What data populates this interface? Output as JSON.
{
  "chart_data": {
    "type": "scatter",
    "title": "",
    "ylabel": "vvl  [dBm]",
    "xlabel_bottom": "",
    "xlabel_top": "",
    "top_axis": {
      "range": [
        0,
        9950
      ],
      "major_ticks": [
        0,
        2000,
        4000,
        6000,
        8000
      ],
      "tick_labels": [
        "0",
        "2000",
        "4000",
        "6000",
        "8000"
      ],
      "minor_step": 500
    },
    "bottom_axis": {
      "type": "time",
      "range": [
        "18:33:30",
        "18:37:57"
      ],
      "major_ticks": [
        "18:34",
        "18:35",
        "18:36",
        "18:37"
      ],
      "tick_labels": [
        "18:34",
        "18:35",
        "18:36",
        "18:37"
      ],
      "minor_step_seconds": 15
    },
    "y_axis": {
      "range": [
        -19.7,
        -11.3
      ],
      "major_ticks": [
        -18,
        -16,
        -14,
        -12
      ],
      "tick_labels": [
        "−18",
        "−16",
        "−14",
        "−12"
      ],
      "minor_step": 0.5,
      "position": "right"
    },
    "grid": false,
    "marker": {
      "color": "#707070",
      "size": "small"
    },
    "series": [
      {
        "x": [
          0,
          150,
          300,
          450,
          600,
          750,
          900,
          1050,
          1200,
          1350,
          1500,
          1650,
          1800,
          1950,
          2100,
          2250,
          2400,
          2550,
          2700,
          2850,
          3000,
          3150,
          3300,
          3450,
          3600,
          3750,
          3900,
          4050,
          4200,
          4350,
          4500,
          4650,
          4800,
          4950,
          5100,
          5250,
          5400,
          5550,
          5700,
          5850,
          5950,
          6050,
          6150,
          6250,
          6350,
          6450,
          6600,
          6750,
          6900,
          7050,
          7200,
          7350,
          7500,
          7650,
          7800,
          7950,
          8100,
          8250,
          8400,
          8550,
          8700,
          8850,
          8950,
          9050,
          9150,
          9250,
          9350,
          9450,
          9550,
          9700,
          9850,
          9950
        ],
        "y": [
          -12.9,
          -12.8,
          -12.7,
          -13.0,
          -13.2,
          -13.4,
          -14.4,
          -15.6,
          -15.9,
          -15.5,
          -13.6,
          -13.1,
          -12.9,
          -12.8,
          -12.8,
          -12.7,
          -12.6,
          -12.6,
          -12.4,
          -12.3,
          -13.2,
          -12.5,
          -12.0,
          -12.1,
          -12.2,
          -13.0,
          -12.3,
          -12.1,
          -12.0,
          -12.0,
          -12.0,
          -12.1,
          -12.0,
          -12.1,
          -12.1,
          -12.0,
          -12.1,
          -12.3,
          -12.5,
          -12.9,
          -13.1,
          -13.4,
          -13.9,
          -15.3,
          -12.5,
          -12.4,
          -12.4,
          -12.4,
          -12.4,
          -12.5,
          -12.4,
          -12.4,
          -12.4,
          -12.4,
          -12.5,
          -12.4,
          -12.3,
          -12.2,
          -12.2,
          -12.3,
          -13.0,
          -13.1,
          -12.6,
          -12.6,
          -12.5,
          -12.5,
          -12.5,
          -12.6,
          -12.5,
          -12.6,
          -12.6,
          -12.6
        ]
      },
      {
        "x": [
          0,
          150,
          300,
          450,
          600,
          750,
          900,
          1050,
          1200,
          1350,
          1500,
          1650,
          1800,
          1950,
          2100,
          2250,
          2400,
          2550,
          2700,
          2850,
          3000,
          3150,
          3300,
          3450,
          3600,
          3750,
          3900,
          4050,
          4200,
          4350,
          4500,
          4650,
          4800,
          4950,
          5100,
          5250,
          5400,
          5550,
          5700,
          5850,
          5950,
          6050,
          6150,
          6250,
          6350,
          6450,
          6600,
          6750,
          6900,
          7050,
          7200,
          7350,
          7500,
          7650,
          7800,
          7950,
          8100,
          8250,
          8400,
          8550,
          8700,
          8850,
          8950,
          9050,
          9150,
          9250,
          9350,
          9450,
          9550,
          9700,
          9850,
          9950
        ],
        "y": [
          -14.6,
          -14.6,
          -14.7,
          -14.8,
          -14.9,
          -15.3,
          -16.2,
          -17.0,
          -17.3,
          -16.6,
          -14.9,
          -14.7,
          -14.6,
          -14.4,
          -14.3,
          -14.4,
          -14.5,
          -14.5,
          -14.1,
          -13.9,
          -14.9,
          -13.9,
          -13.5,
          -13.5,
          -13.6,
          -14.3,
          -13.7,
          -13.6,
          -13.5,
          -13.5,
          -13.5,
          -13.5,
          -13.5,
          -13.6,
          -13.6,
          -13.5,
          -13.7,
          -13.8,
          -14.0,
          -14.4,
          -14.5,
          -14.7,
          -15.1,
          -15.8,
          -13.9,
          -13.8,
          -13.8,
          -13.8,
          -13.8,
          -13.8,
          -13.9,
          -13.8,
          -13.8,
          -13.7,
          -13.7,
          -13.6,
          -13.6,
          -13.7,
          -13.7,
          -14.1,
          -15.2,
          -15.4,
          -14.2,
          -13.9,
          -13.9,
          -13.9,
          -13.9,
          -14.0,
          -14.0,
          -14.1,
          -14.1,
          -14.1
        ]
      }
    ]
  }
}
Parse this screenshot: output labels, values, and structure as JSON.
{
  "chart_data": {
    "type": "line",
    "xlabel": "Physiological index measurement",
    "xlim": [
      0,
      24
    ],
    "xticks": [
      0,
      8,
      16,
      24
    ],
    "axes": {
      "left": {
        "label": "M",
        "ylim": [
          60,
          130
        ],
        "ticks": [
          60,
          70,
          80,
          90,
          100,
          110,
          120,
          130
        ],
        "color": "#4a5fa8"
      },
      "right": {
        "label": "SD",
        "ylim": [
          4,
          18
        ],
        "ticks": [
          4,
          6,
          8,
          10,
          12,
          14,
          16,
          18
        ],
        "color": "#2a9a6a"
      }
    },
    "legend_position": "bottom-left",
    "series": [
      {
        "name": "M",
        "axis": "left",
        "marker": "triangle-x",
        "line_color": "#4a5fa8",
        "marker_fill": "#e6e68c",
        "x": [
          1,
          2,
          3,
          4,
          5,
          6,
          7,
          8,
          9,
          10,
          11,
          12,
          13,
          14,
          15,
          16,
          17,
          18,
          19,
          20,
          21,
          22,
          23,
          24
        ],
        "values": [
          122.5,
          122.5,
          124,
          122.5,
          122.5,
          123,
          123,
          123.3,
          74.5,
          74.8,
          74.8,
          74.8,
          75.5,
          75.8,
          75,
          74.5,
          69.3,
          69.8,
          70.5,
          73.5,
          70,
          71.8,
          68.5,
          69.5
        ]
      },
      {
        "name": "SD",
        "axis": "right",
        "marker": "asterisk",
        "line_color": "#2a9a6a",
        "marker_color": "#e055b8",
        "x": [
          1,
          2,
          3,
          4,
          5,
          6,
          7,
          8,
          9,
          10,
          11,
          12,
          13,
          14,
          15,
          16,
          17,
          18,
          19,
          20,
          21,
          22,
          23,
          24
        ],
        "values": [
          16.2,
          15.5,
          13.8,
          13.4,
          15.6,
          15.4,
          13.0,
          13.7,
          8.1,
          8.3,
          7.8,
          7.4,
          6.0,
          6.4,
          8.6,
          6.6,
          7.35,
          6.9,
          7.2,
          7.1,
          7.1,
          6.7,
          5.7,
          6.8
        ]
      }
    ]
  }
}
-.-.-
Written problem: Type the material above out again, exactly.

The result:
What data populates this interface? Output as JSON.
{
  "chart_data": {
    "type": "scatter",
    "title": "",
    "ylabel": "vvl  [dBm]",
    "xlabel_bottom": "",
    "xlabel_top": "",
    "top_axis": {
      "range": [
        0,
        9950
      ],
      "major_ticks": [
        0,
        2000,
        4000,
        6000,
        8000
      ],
      "tick_labels": [
        "0",
        "2000",
        "4000",
        "6000",
        "8000"
      ],
      "minor_step": 500
    },
    "bottom_axis": {
      "type": "time",
      "range": [
        "18:33:30",
        "18:37:57"
      ],
      "major_ticks": [
        "18:34",
        "18:35",
        "18:36",
        "18:37"
      ],
      "tick_labels": [
        "18:34",
        "18:35",
        "18:36",
        "18:37"
      ],
      "minor_step_seconds": 15
    },
    "y_axis": {
      "range": [
        -19.7,
        -11.3
      ],
      "major_ticks": [
        -18,
        -16,
        -14,
        -12
      ],
      "tick_labels": [
        "−18",
        "−16",
        "−14",
        "−12"
      ],
      "minor_step": 0.5,
      "position": "right"
    },
    "grid": false,
    "marker": {
      "color": "#707070",
      "size": "small"
    },
    "series": [
      {
        "x": [
          0,
          150,
          300,
          450,
          600,
          750,
          900,
          1050,
          1200,
          1350,
          1500,
          1650,
          1800,
          1950,
          2100,
          2250,
          2400,
          2550,
          2700,
          2850,
          3000,
          3150,
          3300,
          3450,
          3600,
          3750,
          3900,
          4050,
          4200,
          4350,
          4500,
          4650,
          4800,
          4950,
          5100,
          5250,
          5400,
          5550,
          5700,
          5850,
          5950,
          6050,
          6150,
          6250,
          6350,
          6450,
          6600,
          6750,
          6900,
          7050,
          7200,
          7350,
          7500,
          7650,
          7800,
          7950,
          8100,
          8250,
          8400,
          8550,
          8700,
          8850,
          8950,
          9050,
          9150,
          9250,
          9350,
          9450,
          9550,
          9700,
          9850,
          9950
        ],
        "y": [
          -12.9,
          -12.8,
          -12.7,
          -13.0,
          -13.2,
          -13.4,
          -14.4,
          -15.6,
          -15.9,
          -15.5,
          -13.6,
          -13.1,
          -12.9,
          -12.8,
          -12.8,
          -12.7,
          -12.6,
          -12.6,
          -12.4,
          -12.3,
          -13.2,
          -12.5,
          -12.0,
          -12.1,
          -12.2,
          -13.0,
          -12.3,
          -12.1,
          -12.0,
          -12.0,
          -12.0,
          -12.1,
          -12.0,
          -12.1,
          -12.1,
          -12.0,
          -12.1,
          -12.3,
          -12.5,
          -12.9,
          -13.1,
          -13.4,
          -13.9,
          -15.3,
          -12.5,
          -12.4,
          -12.4,
          -12.4,
          -12.4,
          -12.5,
          -12.4,
          -12.4,
          -12.4,
          -12.4,
          -12.5,
          -12.4,
          -12.3,
          -12.2,
          -12.2,
          -12.3,
          -13.0,
          -13.1,
          -12.6,
          -12.6,
          -12.5,
          -12.5,
          -12.5,
          -12.6,
          -12.5,
          -12.6,
          -12.6,
          -12.6
        ]
      },
      {
        "x": [
          0,
          150,
          300,
          450,
          600,
          750,
          900,
          1050,
          1200,
          1350,
          1500,
          1650,
          1800,
          1950,
          2100,
          2250,
          2400,
          2550,
          2700,
          2850,
          3000,
          3150,
          3300,
          3450,
          3600,
          3750,
          3900,
          4050,
          4200,
          4350,
          4500,
          4650,
          4800,
          4950,
          5100,
          5250,
          5400,
          5550,
          5700,
          5850,
          5950,
          6050,
          6150,
          6250,
          6350,
          6450,
          6600,
          6750,
          6900,
          7050,
          7200,
          7350,
          7500,
          7650,
          7800,
          7950,
          8100,
          8250,
          8400,
          8550,
          8700,
          8850,
          8950,
          9050,
          9150,
          9250,
          9350,
          9450,
          9550,
          9700,
          9850,
          9950
        ],
        "y": [
          -14.6,
          -14.6,
          -14.7,
          -14.8,
          -14.9,
          -15.3,
          -16.2,
          -17.0,
          -17.3,
          -16.6,
          -14.9,
          -14.7,
          -14.6,
          -14.4,
          -14.3,
          -14.4,
          -14.5,
          -14.5,
          -14.1,
          -13.9,
          -14.9,
          -13.9,
          -13.5,
          -13.5,
          -13.6,
          -14.3,
          -13.7,
          -13.6,
          -13.5,
          -13.5,
          -13.5,
          -13.5,
          -13.5,
          -13.6,
          -13.6,
          -13.5,
          -13.7,
          -13.8,
          -14.0,
          -14.4,
          -14.5,
          -14.7,
          -15.1,
          -15.8,
          -13.9,
          -13.8,
          -13.8,
          -13.8,
          -13.8,
          -13.8,
          -13.9,
          -13.8,
          -13.8,
          -13.7,
          -13.7,
          -13.6,
          -13.6,
          -13.7,
          -13.7,
          -14.1,
          -15.2,
          -15.4,
          -14.2,
          -13.9,
          -13.9,
          -13.9,
          -13.9,
          -14.0,
          -14.0,
          -14.1,
          -14.1,
          -14.1
        ]
      }
    ]
  }
}
Parse this screenshot: output labels, values, and structure as JSON.
{
  "chart_data": {
    "type": "line",
    "xlabel": "Physiological index measurement",
    "xlim": [
      0,
      24
    ],
    "xticks": [
      0,
      8,
      16,
      24
    ],
    "axes": {
      "left": {
        "label": "M",
        "ylim": [
          60,
          130
        ],
        "ticks": [
          60,
          70,
          80,
          90,
          100,
          110,
          120,
          130
        ],
        "color": "#4a5fa8"
      },
      "right": {
        "label": "SD",
        "ylim": [
          4,
          18
        ],
        "ticks": [
          4,
          6,
          8,
          10,
          12,
          14,
          16,
          18
        ],
        "color": "#2a9a6a"
      }
    },
    "legend_position": "bottom-left",
    "series": [
      {
        "name": "M",
        "axis": "left",
        "marker": "triangle-x",
        "line_color": "#4a5fa8",
        "marker_fill": "#e6e68c",
        "x": [
          1,
          2,
          3,
          4,
          5,
          6,
          7,
          8,
          9,
          10,
          11,
          12,
          13,
          14,
          15,
          16,
          17,
          18,
          19,
          20,
          21,
          22,
          23,
          24
        ],
        "values": [
          122.5,
          122.5,
          124,
          122.5,
          122.5,
          123,
          123,
          123.3,
          74.5,
          74.8,
          74.8,
          74.8,
          75.5,
          75.8,
          75,
          74.5,
          69.3,
          69.8,
          70.5,
          73.5,
          70,
          71.8,
          68.5,
          69.5
        ]
      },
      {
        "name": "SD",
        "axis": "right",
        "marker": "asterisk",
        "line_color": "#2a9a6a",
        "marker_color": "#e055b8",
        "x": [
          1,
          2,
          3,
          4,
          5,
          6,
          7,
          8,
          9,
          10,
          11,
          12,
          13,
          14,
          15,
          16,
          17,
          18,
          19,
          20,
          21,
          22,
          23,
          24
        ],
        "values": [
          16.2,
          15.5,
          13.8,
          13.4,
          15.6,
          15.4,
          13.0,
          13.7,
          8.1,
          8.3,
          7.8,
          7.4,
          6.0,
          6.4,
          8.6,
          6.6,
          7.35,
          6.9,
          7.2,
          7.1,
          7.1,
          6.7,
          5.7,
          6.8
        ]
      }
    ]
  }
}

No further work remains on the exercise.